Goal of the exercise: Copy out, from the entries below, each line holding the string "года".

Entries:
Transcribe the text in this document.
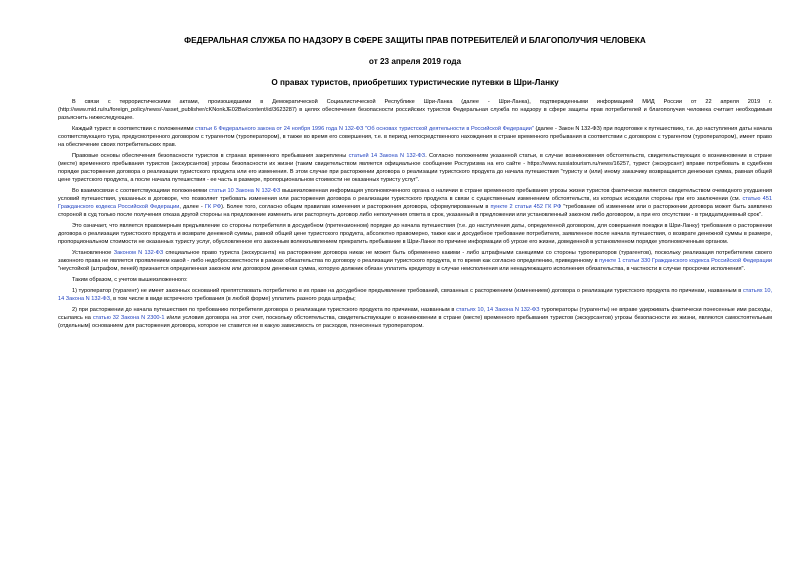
ФЕДЕРАЛЬНАЯ СЛУЖБА ПО НАДЗОРУ В СФЕРЕ ЗАЩИТЫ ПРАВ ПОТРЕБИТЕЛЕЙ И БЛАГОПОЛУЧИЯ ЧЕЛОВЕКА

от 23 апреля 2019 года

О правах туристов, приобретших туристические путевки в Шри-Ланку

В связи с террористическими актами, произошедшими в Демократической Социалистической Республике Шри-Ланка (далее - Шри-Ланка), подтвержденными информацией МИД России от 22 апреля 2019 г. (http://www.mid.ru/ru/foreign_policy/news/-/asset_publisher/cKNonkJE02Bw/content/id/3623287) в целях обеспечения безопасности российских туристов Федеральная служба по надзору в сфере защиты прав потребителей и благополучия человека считает необходимым разъяснить нижеследующее.

Каждый турист в соответствии с положениями статьи 6 Федерального закона от 24 ноября 1996 года N 132-ФЗ "Об основах туристской деятельности в Российской Федерации" (далее - Закон N 132-ФЗ) при подготовке к путешествию, т.е. до наступления даты начала соответствующего тура, предусмотренного договором с турагентом (туроператором), в также во время его совершения, т.е. в период непосредственного нахождения в стране временного пребывания в соответствии с договором с турагентом (туроператором), имеет право на обеспечение своих потребительских прав.

Правовые основы обеспечения безопасности туристов в странах временного пребывания закреплены статьей 14 Закона N 132-ФЗ. Согласно положениям указанной статьи, в случае возникновения обстоятельств, свидетельствующих о возникновении в стране (месте) временного пребывания туристов (экскурсантов) угрозы безопасности их жизни (таким свидетельством является официальное сообщение Ростуризма на его сайте - https://www.russiatourism.ru/news/16257, турист (экскурсант) вправе потребовать в судебном порядке расторжения договора о реализации туристского продукта или его изменения. В этом случае при расторжении договора о реализации туристского продукта до начала путешествия "туристу и (или) иному заказчику возвращается денежная сумма, равная общей цене туристского продукта, а после начала путешествия - ее часть в размере, пропорциональном стоимости не оказанных туристу услуг".

Во взаимосвязи с соответствующими положениями статьи 10 Закона N 132-ФЗ вышеизложенная информация уполномоченного органа о наличии в стране временного пребывания угрозы жизни туристов фактически является свидетельством очевидного ухудшения условий путешествия, указанных в договоре, что позволяет требовать изменения или расторжения договора о реализации туристского продукта в связи с существенным изменением обстоятельств, из которых исходили стороны при его заключении (см. статью 451 Гражданского кодекса Российской Федерации, далее - ГК РФ). Более того, согласно общим правилам изменения и расторжения договора, сформулированным в пункте 2 статьи 452 ГК РФ "требование об изменении или о расторжении договора может быть заявлено стороной в суд только после получения отказа другой стороны на предложение изменить или расторгнуть договор либо неполучения ответа в срок, указанный в предложении или установленный законом либо договором, а при его отсутствии - в тридцатидневный срок".

Это означает, что является правомерным предъявление со стороны потребителя в досудебном (претензионном) порядке до начала путешествия (т.е. до наступления даты, определенной договором, для совершения поездки в Шри-Ланку) требования о расторжении договора о реализации туристского продукта и возврате денежной суммы, равной общей цене туристского продукта, абсолютно правомерно, также как и досудебное требование потребителя, заявленное после начала путешествия, о возврате денежной суммы в размере, пропорциональном стоимости не оказанных туристу услуг, обусловленное его законным волеизъявлением прекратить пребывание в Шри-Ланке по причине информации об угрозе его жизни, доведенной в установленном порядке уполномоченным органом.

Установленное Законом N 132-ФЗ специальное право туриста (экскурсанта) на расторжение договора никак не может быть обременено какими - либо штрафными санкциями со стороны туроператоров (турагентов), поскольку реализация потребителем своего законного права не является проявлением какой - либо недобросовестности в рамках обязательства по договору о реализации туристского продукта, в то время как согласно определению, приведенному в пункте 1 статьи 330 Гражданского кодекса Российской Федерации "неустойкой (штрафом, пеней) признается определенная законом или договором денежная сумма, которую должник обязан уплатить кредитору в случае неисполнения или ненадлежащего исполнения обязательства, в частности в случае просрочки исполнения".

Таким образом, с учетом вышеизложенного:

1) туроператор (турагент) не имеет законных оснований препятствовать потребителю в их праве на досудебное предъявление требований, связанных с расторжением (изменением) договора о реализации туристского продукта по причинам, названным в статьях 10, 14 Закона N 132-ФЗ, в том числе в виде встречного требования (в любой форме) уплатить разного рода штрафы;

2) при расторжении до начала путешествия по требованию потребителя договора о реализации туристского продукта по причинам, названным в статьях 10, 14 Закона N 132-ФЗ туроператоры (турагенты) не вправе удерживать фактически понесенные ими расходы, ссылаясь на статью 32 Закона N 2300-1 и/или условия договора на этот счет, поскольку обстоятельства, свидетельствующие о возникновении в стране (месте) временного пребывания туристов (экскурсантов) угрозы безопасности их жизни, являются самостоятельным (отдельным) основанием для расторжения договора, которое не ставится ни в какую зависимость от расходов, понесенных туроператором.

Solution:
от 23 апреля 2019 года
Каждый турист в соответствии с положениями статьи 6 Федерального закона от 24 ноября 1996 года N 132-ФЗ "Об основах туристской деятельности в Российской Федерации" (далее - Закон N 132-ФЗ) при подготовке к путешествию, т.е. до наступления даты начала соответствующего тура, предусмотренного договором с турагентом (туроператором), в также во время его совершения, т.е. в период непосредственного нахождения в стране временного пребывания в соответствии с договором с турагентом (туроператором), имеет право на обеспечение своих потребительских прав.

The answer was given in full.